## [Your objective]
Report the number of lines in these entries that contain "Contains". Write only the number.

──────── Given data ────────

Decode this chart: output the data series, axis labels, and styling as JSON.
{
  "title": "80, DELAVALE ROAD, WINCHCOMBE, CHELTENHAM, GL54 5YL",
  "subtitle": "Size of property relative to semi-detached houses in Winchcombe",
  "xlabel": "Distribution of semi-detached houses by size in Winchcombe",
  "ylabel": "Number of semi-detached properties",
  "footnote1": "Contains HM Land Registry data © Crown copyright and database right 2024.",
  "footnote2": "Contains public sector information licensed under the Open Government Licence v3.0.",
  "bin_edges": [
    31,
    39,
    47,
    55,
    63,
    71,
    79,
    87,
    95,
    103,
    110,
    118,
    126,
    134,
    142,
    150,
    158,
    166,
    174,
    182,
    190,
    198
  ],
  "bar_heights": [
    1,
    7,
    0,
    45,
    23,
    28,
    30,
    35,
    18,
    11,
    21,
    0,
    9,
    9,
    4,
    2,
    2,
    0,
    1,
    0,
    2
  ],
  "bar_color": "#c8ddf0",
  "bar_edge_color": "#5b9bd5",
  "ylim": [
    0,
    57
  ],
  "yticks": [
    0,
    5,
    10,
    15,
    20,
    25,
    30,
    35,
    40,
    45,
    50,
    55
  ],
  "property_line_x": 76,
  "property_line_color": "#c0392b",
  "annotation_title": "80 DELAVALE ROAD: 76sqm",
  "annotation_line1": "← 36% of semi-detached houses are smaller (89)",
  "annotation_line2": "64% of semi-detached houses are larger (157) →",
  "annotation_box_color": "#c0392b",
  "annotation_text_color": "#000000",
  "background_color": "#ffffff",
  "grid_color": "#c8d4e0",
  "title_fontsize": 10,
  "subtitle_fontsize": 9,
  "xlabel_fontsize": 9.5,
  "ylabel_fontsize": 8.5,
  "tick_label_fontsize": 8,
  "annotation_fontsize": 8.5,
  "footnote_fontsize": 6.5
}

────────

## [Answer for the task]
2